Extracted records ▸
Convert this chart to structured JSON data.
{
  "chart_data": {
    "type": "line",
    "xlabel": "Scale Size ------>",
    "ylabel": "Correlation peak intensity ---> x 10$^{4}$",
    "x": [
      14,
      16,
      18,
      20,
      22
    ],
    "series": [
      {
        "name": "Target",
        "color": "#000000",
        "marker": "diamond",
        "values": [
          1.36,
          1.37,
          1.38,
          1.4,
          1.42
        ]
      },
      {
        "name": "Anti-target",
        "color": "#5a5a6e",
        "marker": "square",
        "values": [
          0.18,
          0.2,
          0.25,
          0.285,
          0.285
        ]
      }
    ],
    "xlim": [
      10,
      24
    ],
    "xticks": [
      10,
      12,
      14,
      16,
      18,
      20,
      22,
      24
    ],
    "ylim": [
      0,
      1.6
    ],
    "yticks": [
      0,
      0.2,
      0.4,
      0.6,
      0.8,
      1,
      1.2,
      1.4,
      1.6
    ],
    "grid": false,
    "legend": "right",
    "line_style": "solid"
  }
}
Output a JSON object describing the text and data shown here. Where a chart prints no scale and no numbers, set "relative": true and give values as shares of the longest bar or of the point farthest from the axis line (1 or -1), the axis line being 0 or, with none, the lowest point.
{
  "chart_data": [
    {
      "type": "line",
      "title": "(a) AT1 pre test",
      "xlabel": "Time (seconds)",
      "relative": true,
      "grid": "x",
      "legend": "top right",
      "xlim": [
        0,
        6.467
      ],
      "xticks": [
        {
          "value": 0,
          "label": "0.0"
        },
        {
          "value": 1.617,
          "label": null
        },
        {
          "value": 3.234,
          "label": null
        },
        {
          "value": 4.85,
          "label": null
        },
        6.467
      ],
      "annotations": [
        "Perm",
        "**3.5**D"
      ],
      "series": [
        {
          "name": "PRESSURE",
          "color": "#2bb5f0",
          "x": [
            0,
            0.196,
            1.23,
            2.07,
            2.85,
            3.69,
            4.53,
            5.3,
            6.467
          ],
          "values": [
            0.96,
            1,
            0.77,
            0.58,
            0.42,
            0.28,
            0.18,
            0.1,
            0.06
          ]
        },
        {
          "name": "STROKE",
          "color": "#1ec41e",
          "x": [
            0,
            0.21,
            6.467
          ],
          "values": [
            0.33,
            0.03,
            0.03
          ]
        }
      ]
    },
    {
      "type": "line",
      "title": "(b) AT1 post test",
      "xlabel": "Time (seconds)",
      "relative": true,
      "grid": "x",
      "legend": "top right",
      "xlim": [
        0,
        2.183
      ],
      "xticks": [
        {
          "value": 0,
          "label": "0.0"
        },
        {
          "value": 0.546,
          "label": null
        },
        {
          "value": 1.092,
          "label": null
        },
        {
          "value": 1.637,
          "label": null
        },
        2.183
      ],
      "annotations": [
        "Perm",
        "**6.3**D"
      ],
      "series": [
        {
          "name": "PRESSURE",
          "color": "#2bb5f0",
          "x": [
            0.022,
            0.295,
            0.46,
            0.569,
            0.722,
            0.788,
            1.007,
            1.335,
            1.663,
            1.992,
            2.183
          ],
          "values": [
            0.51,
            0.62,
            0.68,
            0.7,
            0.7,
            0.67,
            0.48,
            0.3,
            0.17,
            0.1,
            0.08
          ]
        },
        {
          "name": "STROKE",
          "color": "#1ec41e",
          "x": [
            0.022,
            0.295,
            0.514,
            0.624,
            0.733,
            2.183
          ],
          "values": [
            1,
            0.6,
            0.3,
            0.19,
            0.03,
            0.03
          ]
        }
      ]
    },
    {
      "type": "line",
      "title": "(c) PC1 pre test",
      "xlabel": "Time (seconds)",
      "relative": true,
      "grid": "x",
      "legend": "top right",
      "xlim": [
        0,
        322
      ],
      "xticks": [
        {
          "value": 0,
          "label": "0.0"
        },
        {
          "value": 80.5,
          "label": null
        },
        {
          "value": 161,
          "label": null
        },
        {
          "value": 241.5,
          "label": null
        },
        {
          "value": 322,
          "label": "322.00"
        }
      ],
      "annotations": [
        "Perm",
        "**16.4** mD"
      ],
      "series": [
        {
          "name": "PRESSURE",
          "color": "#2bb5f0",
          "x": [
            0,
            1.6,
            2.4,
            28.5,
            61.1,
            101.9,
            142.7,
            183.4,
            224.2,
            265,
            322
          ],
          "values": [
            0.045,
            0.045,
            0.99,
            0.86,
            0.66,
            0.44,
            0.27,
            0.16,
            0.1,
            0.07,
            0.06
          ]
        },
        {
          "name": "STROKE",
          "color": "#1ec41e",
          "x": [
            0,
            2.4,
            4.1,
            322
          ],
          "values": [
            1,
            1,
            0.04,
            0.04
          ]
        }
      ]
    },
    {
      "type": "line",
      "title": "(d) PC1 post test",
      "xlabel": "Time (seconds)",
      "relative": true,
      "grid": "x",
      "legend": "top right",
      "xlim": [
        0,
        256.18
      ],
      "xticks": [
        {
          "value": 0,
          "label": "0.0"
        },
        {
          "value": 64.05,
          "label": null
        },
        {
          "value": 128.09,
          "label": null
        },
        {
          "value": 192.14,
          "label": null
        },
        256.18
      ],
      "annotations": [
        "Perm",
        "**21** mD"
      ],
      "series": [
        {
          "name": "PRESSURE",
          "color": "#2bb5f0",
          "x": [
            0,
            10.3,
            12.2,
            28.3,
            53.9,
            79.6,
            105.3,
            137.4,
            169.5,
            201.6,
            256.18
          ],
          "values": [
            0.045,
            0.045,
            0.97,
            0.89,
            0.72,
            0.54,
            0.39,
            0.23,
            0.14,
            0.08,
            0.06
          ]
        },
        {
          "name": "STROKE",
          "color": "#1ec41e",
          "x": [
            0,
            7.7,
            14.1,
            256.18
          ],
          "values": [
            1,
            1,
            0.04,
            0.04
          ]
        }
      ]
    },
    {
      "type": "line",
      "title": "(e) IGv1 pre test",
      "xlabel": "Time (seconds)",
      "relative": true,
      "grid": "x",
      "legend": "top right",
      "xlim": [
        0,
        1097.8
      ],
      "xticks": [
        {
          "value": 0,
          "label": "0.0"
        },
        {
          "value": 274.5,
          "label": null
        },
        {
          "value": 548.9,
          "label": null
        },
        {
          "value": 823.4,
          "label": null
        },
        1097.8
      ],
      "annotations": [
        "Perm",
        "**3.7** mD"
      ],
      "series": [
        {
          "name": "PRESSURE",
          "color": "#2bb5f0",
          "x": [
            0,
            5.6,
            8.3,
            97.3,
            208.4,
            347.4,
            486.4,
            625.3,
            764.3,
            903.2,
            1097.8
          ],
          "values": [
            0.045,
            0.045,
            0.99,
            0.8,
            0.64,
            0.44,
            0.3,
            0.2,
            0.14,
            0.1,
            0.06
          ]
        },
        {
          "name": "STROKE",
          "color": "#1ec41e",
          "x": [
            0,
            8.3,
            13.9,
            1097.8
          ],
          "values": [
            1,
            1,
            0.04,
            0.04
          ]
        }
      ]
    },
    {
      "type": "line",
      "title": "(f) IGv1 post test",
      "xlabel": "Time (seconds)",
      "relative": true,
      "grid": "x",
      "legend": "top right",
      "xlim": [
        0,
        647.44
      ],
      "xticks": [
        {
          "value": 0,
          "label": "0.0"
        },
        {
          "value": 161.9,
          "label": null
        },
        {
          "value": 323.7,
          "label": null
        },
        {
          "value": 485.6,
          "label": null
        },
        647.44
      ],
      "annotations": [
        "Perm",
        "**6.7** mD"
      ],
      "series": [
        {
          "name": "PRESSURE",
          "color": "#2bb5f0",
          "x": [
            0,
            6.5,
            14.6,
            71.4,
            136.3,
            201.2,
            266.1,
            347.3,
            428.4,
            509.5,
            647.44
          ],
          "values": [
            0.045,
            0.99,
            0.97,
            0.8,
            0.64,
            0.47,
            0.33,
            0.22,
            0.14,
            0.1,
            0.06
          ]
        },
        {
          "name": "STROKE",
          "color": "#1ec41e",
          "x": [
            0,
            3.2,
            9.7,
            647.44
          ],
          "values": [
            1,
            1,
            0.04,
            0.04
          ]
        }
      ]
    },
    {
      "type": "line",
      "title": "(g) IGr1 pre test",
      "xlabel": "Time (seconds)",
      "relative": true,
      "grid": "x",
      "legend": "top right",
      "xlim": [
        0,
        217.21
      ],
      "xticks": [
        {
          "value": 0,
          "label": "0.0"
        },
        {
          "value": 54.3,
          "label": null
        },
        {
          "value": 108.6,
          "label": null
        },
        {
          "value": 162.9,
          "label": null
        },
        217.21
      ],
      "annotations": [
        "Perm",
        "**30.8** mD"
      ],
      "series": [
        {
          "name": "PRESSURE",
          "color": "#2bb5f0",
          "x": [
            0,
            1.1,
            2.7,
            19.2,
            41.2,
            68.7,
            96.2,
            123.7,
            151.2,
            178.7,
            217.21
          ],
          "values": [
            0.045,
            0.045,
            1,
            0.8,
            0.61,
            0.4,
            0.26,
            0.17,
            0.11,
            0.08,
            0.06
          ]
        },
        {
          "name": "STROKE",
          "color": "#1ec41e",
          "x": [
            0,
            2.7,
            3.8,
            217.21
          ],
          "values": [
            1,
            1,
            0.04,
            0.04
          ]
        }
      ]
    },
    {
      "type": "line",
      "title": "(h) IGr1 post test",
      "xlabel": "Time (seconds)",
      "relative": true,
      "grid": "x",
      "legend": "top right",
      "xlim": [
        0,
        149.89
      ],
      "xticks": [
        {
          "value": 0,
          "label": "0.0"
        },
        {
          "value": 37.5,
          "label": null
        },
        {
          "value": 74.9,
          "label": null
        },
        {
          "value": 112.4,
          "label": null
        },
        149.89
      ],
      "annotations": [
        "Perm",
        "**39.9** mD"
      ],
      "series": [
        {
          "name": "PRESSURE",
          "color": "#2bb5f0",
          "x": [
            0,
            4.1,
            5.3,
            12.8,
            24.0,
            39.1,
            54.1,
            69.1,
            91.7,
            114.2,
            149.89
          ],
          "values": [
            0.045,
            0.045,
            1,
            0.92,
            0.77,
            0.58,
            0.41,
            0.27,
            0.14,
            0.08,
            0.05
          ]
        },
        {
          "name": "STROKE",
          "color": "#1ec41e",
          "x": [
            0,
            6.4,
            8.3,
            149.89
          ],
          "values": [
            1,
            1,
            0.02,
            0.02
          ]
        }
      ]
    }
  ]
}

WORK INSTRUCTIONS ▸ Copy all lines of the listing above that contain the string "title".

CORRECT OUTPUT ▸
      "title": "(a) AT1 pre test",
      "title": "(b) AT1 post test",
      "title": "(c) PC1 pre test",
      "title": "(d) PC1 post test",
      "title": "(e) IGv1 pre test",
      "title": "(f) IGv1 post test",
      "title": "(g) IGr1 pre test",
      "title": "(h) IGr1 post test",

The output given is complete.